- _Challenge_
Reproduce the listing below verbatim, from the line with "404, 430, 405]" up to and including the line with "List UI elements and their <box>x0". Copy only those lines.

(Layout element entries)
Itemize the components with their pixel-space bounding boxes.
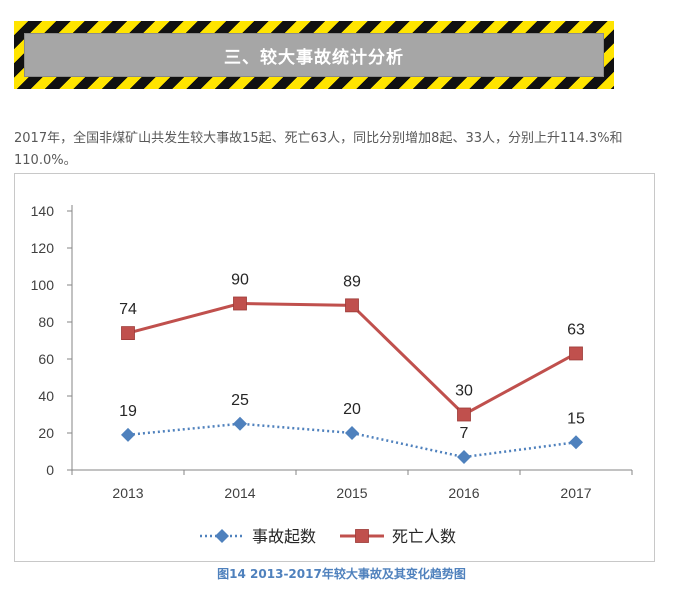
data-point bbox=[345, 426, 359, 440]
section-banner-plate: 三、较大事故统计分析 bbox=[24, 33, 604, 77]
data-point bbox=[121, 427, 135, 442]
data-label: 90 bbox=[231, 272, 249, 289]
data-label: 15 bbox=[567, 410, 585, 427]
legend-label-2: 死亡人数 bbox=[392, 528, 456, 546]
intro-paragraph: 2017年，全国非煤矿山共发生较大事故15起、死亡63人，同比分别增加8起、33… bbox=[14, 131, 623, 168]
legend-marker-1 bbox=[215, 529, 229, 543]
y-tick-label: 20 bbox=[38, 425, 54, 441]
data-point bbox=[457, 407, 471, 422]
data-point bbox=[457, 450, 471, 465]
y-tick-label: 0 bbox=[46, 462, 54, 478]
x-tick-label: 2015 bbox=[336, 485, 367, 501]
x-tick-label: 2016 bbox=[448, 485, 479, 501]
x-tick-label: 2013 bbox=[112, 485, 143, 501]
data-label: 74 bbox=[119, 301, 137, 318]
data-point bbox=[121, 326, 135, 341]
legend-label-1: 事故起数 bbox=[252, 528, 316, 546]
y-tick-label: 60 bbox=[38, 351, 54, 367]
data-label: 20 bbox=[343, 401, 361, 418]
figure-caption: 图14 2013-2017年较大事故及其变化趋势图 bbox=[217, 567, 466, 581]
x-tick-label: 2017 bbox=[560, 485, 591, 501]
data-label: 7 bbox=[460, 425, 469, 442]
series-line-1 bbox=[127, 422, 577, 459]
data-label: 19 bbox=[119, 403, 137, 420]
data-point bbox=[345, 298, 359, 313]
legend-marker-2 bbox=[355, 529, 369, 543]
data-point bbox=[569, 435, 583, 450]
data-label: 25 bbox=[231, 392, 249, 409]
y-tick-label: 100 bbox=[31, 277, 55, 293]
y-tick-label: 120 bbox=[31, 240, 55, 256]
data-point bbox=[233, 296, 247, 311]
x-tick-label: 2014 bbox=[224, 485, 255, 501]
section-title: 三、较大事故统计分析 bbox=[224, 47, 404, 68]
data-point bbox=[569, 346, 583, 361]
y-tick-label: 40 bbox=[38, 388, 54, 404]
y-tick-label: 80 bbox=[38, 314, 54, 330]
y-tick-label: 140 bbox=[31, 203, 55, 219]
data-point bbox=[233, 416, 247, 431]
data-label: 63 bbox=[567, 321, 585, 338]
data-label: 30 bbox=[455, 383, 473, 400]
series-line-2 bbox=[127, 301, 577, 417]
section-banner: 三、较大事故统计分析 bbox=[14, 21, 614, 89]
data-label: 89 bbox=[343, 273, 361, 290]
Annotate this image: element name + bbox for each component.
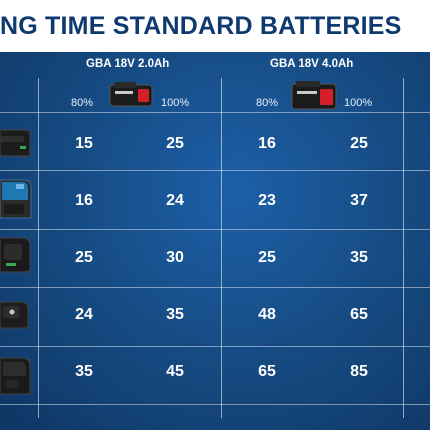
grid-line-horizontal	[0, 404, 430, 405]
grid-line-horizontal	[0, 346, 430, 347]
charger-icon	[0, 357, 31, 395]
cell-r5-4ah-80: 65	[258, 363, 276, 380]
cell-r4-4ah-100: 65	[350, 306, 368, 323]
cell-r3-4ah-80: 25	[258, 249, 276, 266]
cell-r1-4ah-100: 25	[350, 135, 368, 152]
cell-r3-2ah-100: 30	[166, 249, 184, 266]
pct-80-4ah: 80%	[256, 97, 279, 109]
cell-r2-4ah-100: 37	[350, 192, 368, 209]
title-bar: NG TIME STANDARD BATTERIES	[0, 0, 430, 52]
cell-r4-2ah-80: 24	[75, 306, 93, 323]
pct-100-2ah: 100%	[161, 97, 190, 109]
grid-line-vertical	[403, 78, 404, 418]
battery-2ah-icon	[109, 82, 153, 107]
cell-r5-2ah-80: 35	[75, 363, 93, 380]
cell-r2-2ah-100: 24	[166, 192, 184, 209]
pct-100-4ah: 100%	[344, 97, 373, 109]
cell-r3-2ah-80: 25	[75, 249, 93, 266]
cell-r3-4ah-100: 35	[350, 249, 368, 266]
charger-icon	[0, 237, 31, 273]
cell-r2-2ah-80: 16	[75, 192, 93, 209]
cell-r1-4ah-80: 16	[258, 135, 276, 152]
grid-line-horizontal	[0, 112, 430, 113]
cell-r4-2ah-100: 35	[166, 306, 184, 323]
grid-line-vertical	[221, 78, 222, 418]
cell-r5-2ah-100: 45	[166, 363, 184, 380]
cell-r2-4ah-80: 23	[258, 192, 276, 209]
cell-r5-4ah-100: 85	[350, 363, 368, 380]
pct-80-2ah: 80%	[71, 97, 94, 109]
grid-line-horizontal	[0, 287, 430, 288]
charger-icon	[0, 179, 32, 219]
page-title: NG TIME STANDARD BATTERIES	[0, 12, 402, 40]
cell-r1-2ah-80: 15	[75, 135, 93, 152]
battery-4ah-icon	[291, 81, 337, 110]
column-title-4ah: GBA 18V 4.0Ah	[270, 58, 354, 70]
grid-line-horizontal	[0, 229, 430, 230]
grid-line-horizontal	[0, 170, 430, 171]
cell-r4-4ah-80: 48	[258, 306, 276, 323]
charger-icon	[0, 301, 29, 329]
grid-line-vertical	[38, 78, 39, 418]
cell-r1-2ah-100: 25	[166, 135, 184, 152]
charger-icon	[0, 129, 31, 157]
column-title-2ah: GBA 18V 2.0Ah	[86, 58, 170, 70]
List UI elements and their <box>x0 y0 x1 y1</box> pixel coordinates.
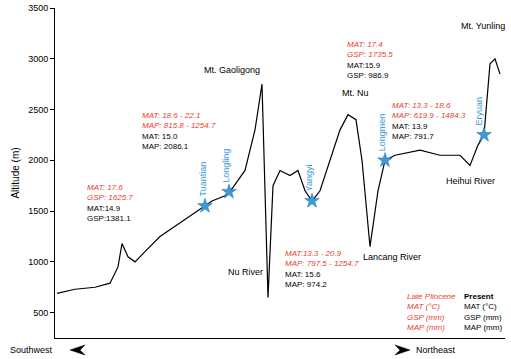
svg-text:MAT: 18.6 - 22.1MAP: 815.8 - 1: MAT: 18.6 - 22.1MAP: 815.8 - 1254.7MAT: … <box>142 111 216 151</box>
svg-text:Mt. Nu: Mt. Nu <box>342 88 369 98</box>
svg-text:Late PlioceneMAT (°C)GSP (mm)M: Late PlioceneMAT (°C)GSP (mm)MAP (mm) <box>407 292 456 332</box>
svg-text:Lancang River: Lancang River <box>363 252 421 262</box>
svg-text:3500: 3500 <box>28 3 48 13</box>
svg-text:2500: 2500 <box>28 105 48 115</box>
svg-text:Longmen: Longmen <box>377 114 387 152</box>
svg-text:Altitude (m): Altitude (m) <box>10 147 21 198</box>
svg-text:Yangyi: Yangyi <box>304 165 314 192</box>
svg-text:Longling: Longling <box>221 149 231 183</box>
svg-text:Southwest: Southwest <box>10 345 53 355</box>
svg-text:MAT: 17.4GSP: 1735.5MAT:15.9GS: MAT: 17.4GSP: 1735.5MAT:15.9GSP: 986.9 <box>347 40 393 80</box>
svg-text:Eryuan: Eryuan <box>474 97 484 126</box>
svg-text:3000: 3000 <box>28 54 48 64</box>
svg-text:Tuantian: Tuantian <box>198 162 208 197</box>
svg-text:MAT: 17.6GSP: 1625.7MAT:14.9GS: MAT: 17.6GSP: 1625.7MAT:14.9GSP:1381.1 <box>87 183 133 223</box>
svg-text:Northeast: Northeast <box>416 345 456 355</box>
svg-text:1500: 1500 <box>28 206 48 216</box>
svg-text:Mt. Gaoligong: Mt. Gaoligong <box>204 65 260 75</box>
svg-text:MAT: 13.3 - 18.6MAP: 619.9 - 1: MAT: 13.3 - 18.6MAP: 619.9 - 1484.3MAT: … <box>392 101 466 141</box>
svg-text:2000: 2000 <box>28 155 48 165</box>
svg-text:1000: 1000 <box>28 257 48 267</box>
svg-text:Heihui River: Heihui River <box>446 176 495 186</box>
svg-text:PresentMAT (°C)GSP (mm)MAP (mm: PresentMAT (°C)GSP (mm)MAP (mm) <box>464 292 502 332</box>
svg-text:MAT:13.3 - 20.9MAP: 797.5 - 12: MAT:13.3 - 20.9MAP: 797.5 - 1254.7MAT: 1… <box>285 249 359 289</box>
svg-text:500: 500 <box>33 308 48 318</box>
svg-text:Nu River: Nu River <box>228 267 263 277</box>
svg-text:Mt. Yunling: Mt. Yunling <box>461 21 505 31</box>
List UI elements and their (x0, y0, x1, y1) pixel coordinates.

- _Task answer_
grid-line-horizontal	[0, 404, 430, 405]
grid-line-horizontal	[0, 346, 430, 347]
charger-icon	[0, 357, 31, 395]
cell-r5-4ah-80: 65	[258, 363, 276, 380]
cell-r4-4ah-100: 65	[350, 306, 368, 323]
cell-r3-4ah-80: 25	[258, 249, 276, 266]
cell-r1-4ah-100: 25	[350, 135, 368, 152]
cell-r3-2ah-100: 30	[166, 249, 184, 266]
pct-80-4ah: 80%	[256, 97, 279, 109]
cell-r2-4ah-100: 37	[350, 192, 368, 209]
title-bar: NG TIME STANDARD BATTERIES	[0, 0, 430, 52]
cell-r4-2ah-80: 24	[75, 306, 93, 323]
pct-100-2ah: 100%	[161, 97, 190, 109]
grid-line-vertical	[403, 78, 404, 418]
battery-2ah-icon	[109, 82, 153, 107]
cell-r5-2ah-80: 35	[75, 363, 93, 380]
cell-r2-2ah-100: 24	[166, 192, 184, 209]
pct-100-4ah: 100%	[344, 97, 373, 109]
cell-r3-2ah-80: 25	[75, 249, 93, 266]
cell-r3-4ah-100: 35	[350, 249, 368, 266]
charger-icon	[0, 237, 31, 273]
cell-r2-2ah-80: 16	[75, 192, 93, 209]
cell-r1-4ah-80: 16	[258, 135, 276, 152]
grid-line-horizontal	[0, 112, 430, 113]
cell-r4-2ah-100: 35	[166, 306, 184, 323]
grid-line-vertical	[221, 78, 222, 418]
cell-r5-2ah-100: 45	[166, 363, 184, 380]
cell-r2-4ah-80: 23	[258, 192, 276, 209]
cell-r5-4ah-100: 85	[350, 363, 368, 380]
pct-80-2ah: 80%	[71, 97, 94, 109]
grid-line-horizontal	[0, 287, 430, 288]
charger-icon	[0, 179, 32, 219]
page-title: NG TIME STANDARD BATTERIES	[0, 12, 402, 40]
cell-r1-2ah-80: 15	[75, 135, 93, 152]
battery-4ah-icon	[291, 81, 337, 110]
column-title-4ah: GBA 18V 4.0Ah	[270, 58, 354, 70]
grid-line-horizontal	[0, 229, 430, 230]
grid-line-horizontal	[0, 170, 430, 171]
cell-r4-4ah-80: 48	[258, 306, 276, 323]
charger-icon	[0, 301, 29, 329]
grid-line-vertical	[38, 78, 39, 418]
cell-r1-2ah-100: 25	[166, 135, 184, 152]
charger-icon	[0, 129, 31, 157]
column-title-2ah: GBA 18V 2.0Ah	[86, 58, 170, 70]
List UI elements and their <box>x0 y0 x1 y1</box> pixel coordinates.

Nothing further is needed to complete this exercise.